## Written instruction:
State how many lines in these records contain the word "color", and nothing else.

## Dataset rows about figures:
----
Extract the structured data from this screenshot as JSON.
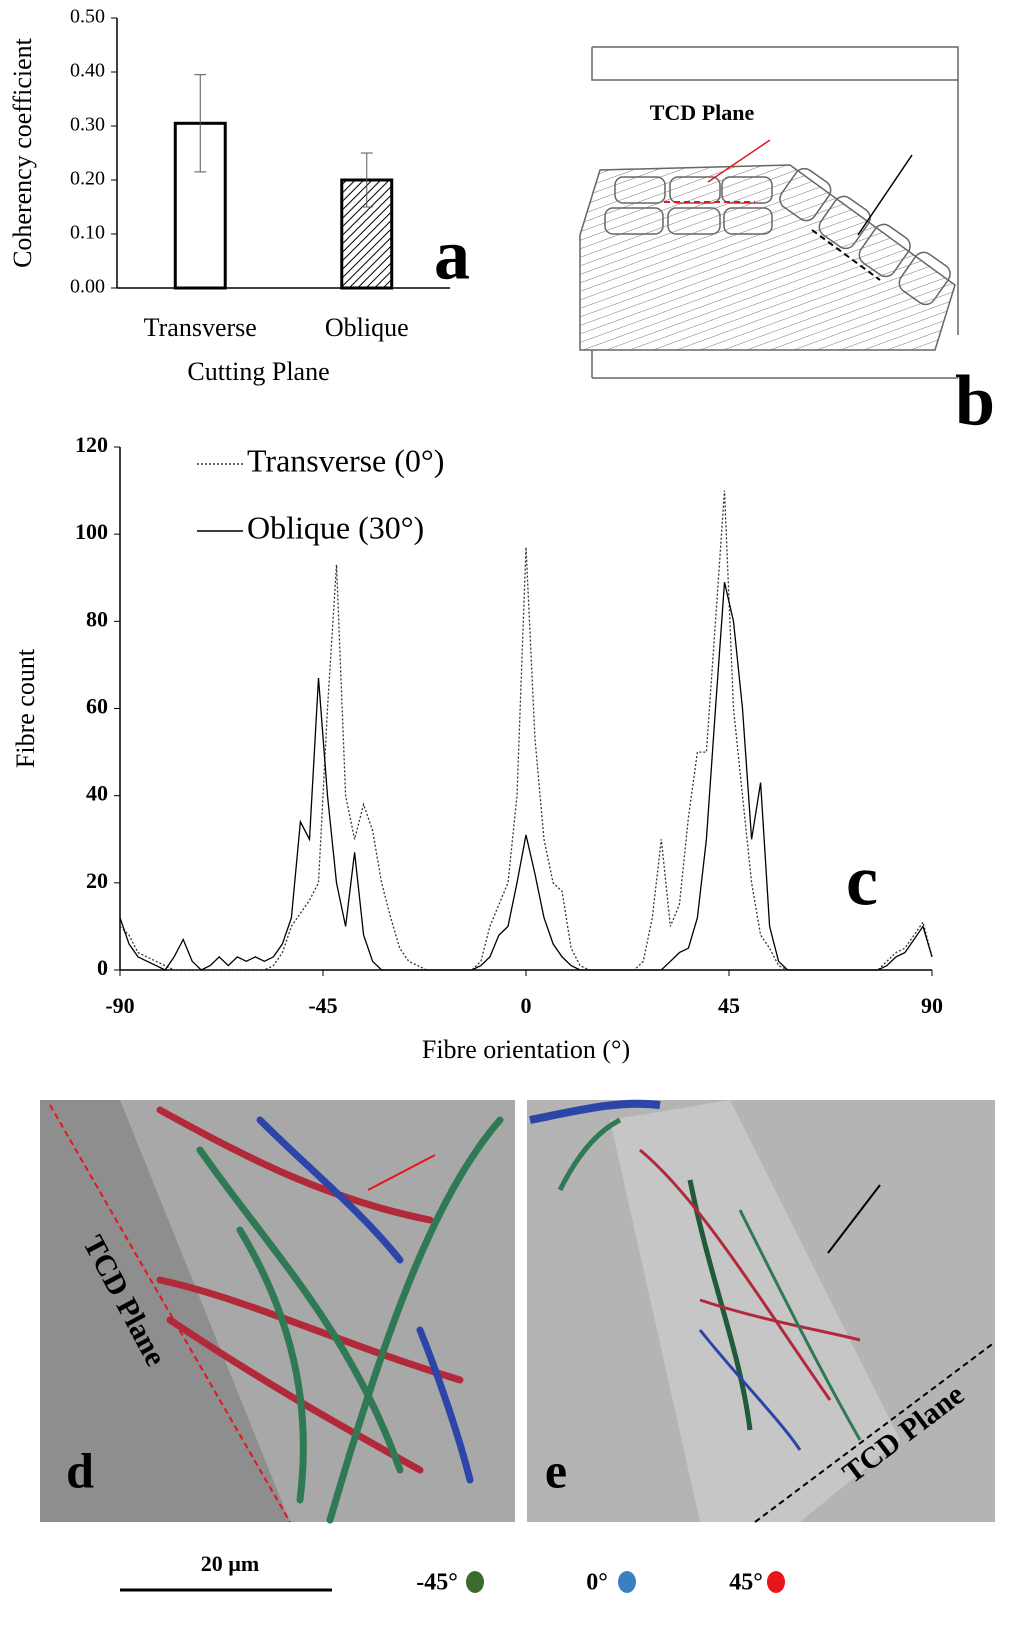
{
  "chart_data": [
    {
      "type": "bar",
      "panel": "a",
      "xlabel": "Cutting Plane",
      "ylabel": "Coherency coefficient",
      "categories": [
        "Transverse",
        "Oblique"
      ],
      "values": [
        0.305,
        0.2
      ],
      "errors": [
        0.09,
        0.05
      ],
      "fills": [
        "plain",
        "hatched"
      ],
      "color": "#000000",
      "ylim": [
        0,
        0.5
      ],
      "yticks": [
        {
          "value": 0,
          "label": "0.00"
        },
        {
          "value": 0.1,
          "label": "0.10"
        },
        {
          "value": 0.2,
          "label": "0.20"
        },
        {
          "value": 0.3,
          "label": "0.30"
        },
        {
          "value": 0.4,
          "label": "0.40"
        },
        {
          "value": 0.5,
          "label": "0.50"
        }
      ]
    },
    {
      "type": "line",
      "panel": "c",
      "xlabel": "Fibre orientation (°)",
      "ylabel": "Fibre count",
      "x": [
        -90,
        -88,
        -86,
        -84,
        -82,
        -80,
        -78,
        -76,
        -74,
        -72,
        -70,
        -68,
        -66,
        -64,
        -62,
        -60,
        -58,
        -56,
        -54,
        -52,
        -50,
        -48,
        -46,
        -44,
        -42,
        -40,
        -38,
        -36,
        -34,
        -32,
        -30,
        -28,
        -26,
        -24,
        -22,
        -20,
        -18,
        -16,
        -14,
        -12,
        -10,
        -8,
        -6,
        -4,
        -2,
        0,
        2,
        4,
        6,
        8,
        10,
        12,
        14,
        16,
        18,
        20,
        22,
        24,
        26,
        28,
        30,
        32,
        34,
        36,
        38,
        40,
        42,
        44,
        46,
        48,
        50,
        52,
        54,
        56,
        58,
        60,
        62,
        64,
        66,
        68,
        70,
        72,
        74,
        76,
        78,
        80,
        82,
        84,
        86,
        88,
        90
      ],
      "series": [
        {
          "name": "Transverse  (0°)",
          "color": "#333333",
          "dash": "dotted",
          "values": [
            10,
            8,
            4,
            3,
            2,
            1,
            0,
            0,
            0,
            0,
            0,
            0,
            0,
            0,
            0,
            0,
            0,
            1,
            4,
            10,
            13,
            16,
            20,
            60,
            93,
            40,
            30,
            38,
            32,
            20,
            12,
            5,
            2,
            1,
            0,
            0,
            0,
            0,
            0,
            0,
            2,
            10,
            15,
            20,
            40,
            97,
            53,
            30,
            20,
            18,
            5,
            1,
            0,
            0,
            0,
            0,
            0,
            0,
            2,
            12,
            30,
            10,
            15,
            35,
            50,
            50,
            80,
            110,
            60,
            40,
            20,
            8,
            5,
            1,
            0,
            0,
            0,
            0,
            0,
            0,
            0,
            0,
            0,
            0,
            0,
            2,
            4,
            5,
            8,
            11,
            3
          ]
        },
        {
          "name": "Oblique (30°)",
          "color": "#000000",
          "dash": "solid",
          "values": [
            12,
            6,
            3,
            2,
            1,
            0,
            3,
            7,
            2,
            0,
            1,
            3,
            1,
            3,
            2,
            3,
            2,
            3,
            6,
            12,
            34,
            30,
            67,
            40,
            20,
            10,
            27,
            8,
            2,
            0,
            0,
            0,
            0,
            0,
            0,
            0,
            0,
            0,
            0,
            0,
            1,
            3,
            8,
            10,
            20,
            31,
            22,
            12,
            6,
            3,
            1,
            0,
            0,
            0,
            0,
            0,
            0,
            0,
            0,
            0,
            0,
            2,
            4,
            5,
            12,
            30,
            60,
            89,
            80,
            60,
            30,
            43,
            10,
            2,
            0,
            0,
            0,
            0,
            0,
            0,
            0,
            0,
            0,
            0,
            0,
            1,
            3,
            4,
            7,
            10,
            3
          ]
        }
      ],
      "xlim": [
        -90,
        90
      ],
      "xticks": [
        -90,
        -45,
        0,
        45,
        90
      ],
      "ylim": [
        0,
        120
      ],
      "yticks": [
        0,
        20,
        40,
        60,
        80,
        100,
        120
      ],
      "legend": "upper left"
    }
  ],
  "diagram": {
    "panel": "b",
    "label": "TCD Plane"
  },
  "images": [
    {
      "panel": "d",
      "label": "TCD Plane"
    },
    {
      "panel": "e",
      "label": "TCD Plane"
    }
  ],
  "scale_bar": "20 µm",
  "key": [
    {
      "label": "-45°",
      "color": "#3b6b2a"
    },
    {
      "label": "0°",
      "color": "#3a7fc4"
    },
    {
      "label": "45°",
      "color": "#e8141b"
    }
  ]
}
----
## Solved exercise:
6